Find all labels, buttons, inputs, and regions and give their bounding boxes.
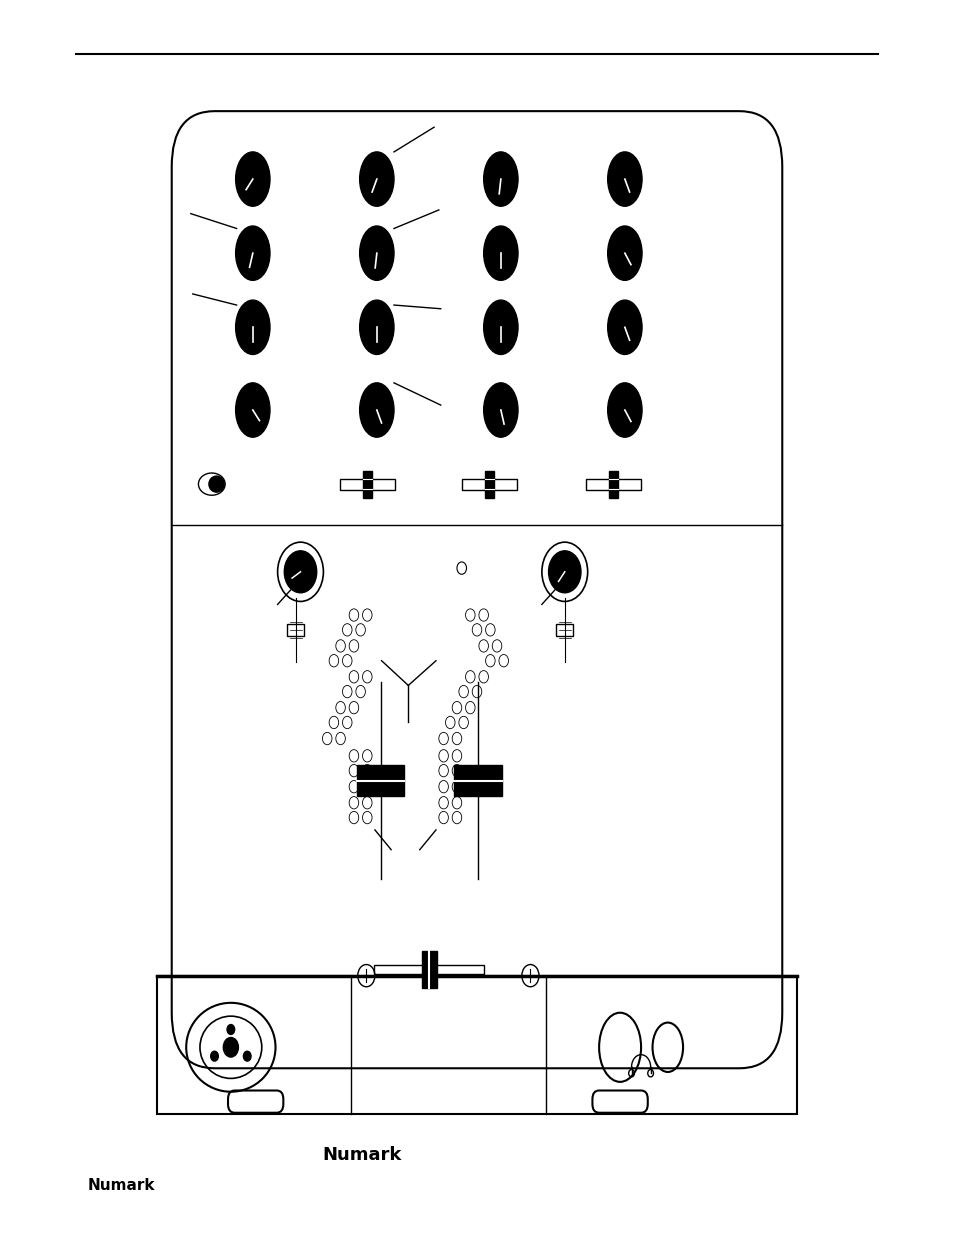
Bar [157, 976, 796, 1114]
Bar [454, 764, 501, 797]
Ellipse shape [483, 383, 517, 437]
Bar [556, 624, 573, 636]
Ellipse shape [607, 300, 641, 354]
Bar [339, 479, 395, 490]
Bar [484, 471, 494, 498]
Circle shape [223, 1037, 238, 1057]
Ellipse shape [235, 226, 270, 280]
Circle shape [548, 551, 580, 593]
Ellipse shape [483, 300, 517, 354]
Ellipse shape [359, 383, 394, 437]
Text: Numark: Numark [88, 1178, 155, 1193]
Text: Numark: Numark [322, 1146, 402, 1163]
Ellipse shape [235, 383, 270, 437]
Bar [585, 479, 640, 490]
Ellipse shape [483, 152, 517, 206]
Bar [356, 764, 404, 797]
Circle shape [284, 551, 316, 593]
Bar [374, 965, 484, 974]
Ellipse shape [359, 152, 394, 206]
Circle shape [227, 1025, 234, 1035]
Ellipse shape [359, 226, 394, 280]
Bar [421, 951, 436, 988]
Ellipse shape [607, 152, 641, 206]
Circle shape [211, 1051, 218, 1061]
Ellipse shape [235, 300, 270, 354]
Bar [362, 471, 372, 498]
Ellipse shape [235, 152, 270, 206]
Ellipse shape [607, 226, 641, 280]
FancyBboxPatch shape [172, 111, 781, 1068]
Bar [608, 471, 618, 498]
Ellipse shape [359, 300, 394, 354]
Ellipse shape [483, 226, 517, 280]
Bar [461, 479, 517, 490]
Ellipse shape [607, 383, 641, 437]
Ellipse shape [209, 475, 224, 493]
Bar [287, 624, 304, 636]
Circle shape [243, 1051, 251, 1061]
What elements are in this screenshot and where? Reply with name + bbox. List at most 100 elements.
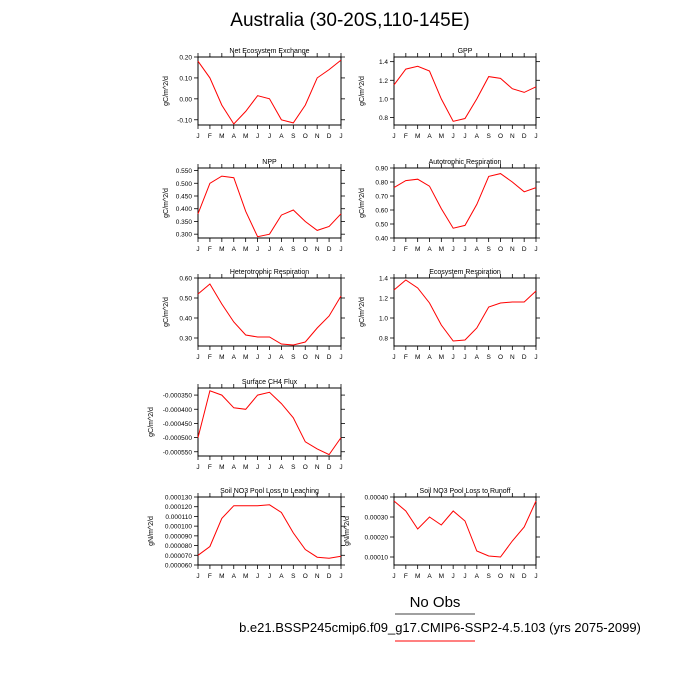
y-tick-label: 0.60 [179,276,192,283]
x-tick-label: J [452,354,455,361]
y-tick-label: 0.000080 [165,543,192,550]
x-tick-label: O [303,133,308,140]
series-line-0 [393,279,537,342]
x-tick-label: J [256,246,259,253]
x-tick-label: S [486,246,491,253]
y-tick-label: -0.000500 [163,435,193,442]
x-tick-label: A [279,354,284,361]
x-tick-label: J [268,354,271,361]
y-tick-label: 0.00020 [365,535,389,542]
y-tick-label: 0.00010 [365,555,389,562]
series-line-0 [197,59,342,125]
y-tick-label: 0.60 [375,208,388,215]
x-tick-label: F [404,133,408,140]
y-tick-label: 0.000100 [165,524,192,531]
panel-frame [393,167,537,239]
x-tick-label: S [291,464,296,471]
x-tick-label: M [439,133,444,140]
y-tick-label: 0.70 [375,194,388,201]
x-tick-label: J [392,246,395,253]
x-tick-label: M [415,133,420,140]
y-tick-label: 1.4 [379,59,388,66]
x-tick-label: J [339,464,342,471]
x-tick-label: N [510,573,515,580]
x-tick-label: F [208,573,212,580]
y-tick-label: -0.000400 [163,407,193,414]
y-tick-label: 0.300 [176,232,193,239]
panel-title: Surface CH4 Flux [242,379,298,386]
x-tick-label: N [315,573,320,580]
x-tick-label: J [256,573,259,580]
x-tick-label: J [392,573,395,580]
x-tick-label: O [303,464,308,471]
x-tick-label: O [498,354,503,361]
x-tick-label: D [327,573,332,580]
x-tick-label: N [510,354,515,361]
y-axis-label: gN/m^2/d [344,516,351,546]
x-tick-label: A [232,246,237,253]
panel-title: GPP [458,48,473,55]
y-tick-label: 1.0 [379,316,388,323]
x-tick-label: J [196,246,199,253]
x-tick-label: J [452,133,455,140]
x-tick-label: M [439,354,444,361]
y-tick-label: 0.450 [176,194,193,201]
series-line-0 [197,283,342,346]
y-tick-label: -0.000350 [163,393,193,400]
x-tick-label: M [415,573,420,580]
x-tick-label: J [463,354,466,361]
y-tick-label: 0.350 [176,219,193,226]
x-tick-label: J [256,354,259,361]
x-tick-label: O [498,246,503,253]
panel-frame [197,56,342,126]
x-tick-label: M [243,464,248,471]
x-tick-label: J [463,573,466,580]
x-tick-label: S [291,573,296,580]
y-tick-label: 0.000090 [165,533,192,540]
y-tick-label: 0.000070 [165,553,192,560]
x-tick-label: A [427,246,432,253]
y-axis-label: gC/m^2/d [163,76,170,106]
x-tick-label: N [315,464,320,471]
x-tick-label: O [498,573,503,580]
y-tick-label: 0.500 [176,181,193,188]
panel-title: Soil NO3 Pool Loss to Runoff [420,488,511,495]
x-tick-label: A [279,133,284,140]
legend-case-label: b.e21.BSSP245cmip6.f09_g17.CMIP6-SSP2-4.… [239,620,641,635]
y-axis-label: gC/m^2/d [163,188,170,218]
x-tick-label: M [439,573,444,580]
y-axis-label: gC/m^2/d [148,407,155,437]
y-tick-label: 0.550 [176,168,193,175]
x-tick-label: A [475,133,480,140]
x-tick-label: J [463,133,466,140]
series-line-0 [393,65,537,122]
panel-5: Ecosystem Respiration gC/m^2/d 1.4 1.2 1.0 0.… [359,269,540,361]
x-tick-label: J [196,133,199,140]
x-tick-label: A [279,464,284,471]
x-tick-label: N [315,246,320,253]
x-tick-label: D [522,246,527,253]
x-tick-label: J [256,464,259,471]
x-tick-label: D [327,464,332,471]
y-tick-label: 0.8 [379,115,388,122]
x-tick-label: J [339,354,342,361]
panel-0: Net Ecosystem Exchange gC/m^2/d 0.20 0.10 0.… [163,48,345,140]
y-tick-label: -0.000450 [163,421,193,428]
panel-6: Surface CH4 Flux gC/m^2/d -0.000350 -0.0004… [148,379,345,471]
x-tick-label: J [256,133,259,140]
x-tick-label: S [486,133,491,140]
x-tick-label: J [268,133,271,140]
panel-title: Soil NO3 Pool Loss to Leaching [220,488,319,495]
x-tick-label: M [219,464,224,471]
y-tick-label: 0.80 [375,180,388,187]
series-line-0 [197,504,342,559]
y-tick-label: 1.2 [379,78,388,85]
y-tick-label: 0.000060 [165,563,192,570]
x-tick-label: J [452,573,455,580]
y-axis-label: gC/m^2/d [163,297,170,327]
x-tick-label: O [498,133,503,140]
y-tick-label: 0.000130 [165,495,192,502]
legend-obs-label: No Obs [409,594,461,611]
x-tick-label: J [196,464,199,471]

****************

Print every line exactly as it stands, from the line containing "Bar [157, 976, 796, 1114]" down to the line containing "Ellipse shape [483, 226, 517, 280]", with both of those lines included.

→ RESPONSE FOR THIS EXERCISE
Bar [157, 976, 796, 1114]
Bar [454, 764, 501, 797]
Ellipse shape [483, 383, 517, 437]
Bar [556, 624, 573, 636]
Ellipse shape [607, 300, 641, 354]
Bar [339, 479, 395, 490]
Bar [484, 471, 494, 498]
Circle shape [223, 1037, 238, 1057]
Ellipse shape [235, 226, 270, 280]
Circle shape [548, 551, 580, 593]
Ellipse shape [483, 300, 517, 354]
Ellipse shape [359, 383, 394, 437]
Text: Numark: Numark [88, 1178, 155, 1193]
Text: Numark: Numark [322, 1146, 402, 1163]
Ellipse shape [235, 383, 270, 437]
Bar [585, 479, 640, 490]
Ellipse shape [483, 152, 517, 206]
Bar [356, 764, 404, 797]
Circle shape [284, 551, 316, 593]
Bar [374, 965, 484, 974]
Ellipse shape [359, 152, 394, 206]
Circle shape [227, 1025, 234, 1035]
Ellipse shape [359, 226, 394, 280]
Bar [421, 951, 436, 988]
Ellipse shape [607, 152, 641, 206]
Circle shape [211, 1051, 218, 1061]
Ellipse shape [235, 300, 270, 354]
Bar [362, 471, 372, 498]
Ellipse shape [235, 152, 270, 206]
Ellipse shape [607, 226, 641, 280]
FancyBboxPatch shape [172, 111, 781, 1068]
Bar [608, 471, 618, 498]
Ellipse shape [359, 300, 394, 354]
Ellipse shape [483, 226, 517, 280]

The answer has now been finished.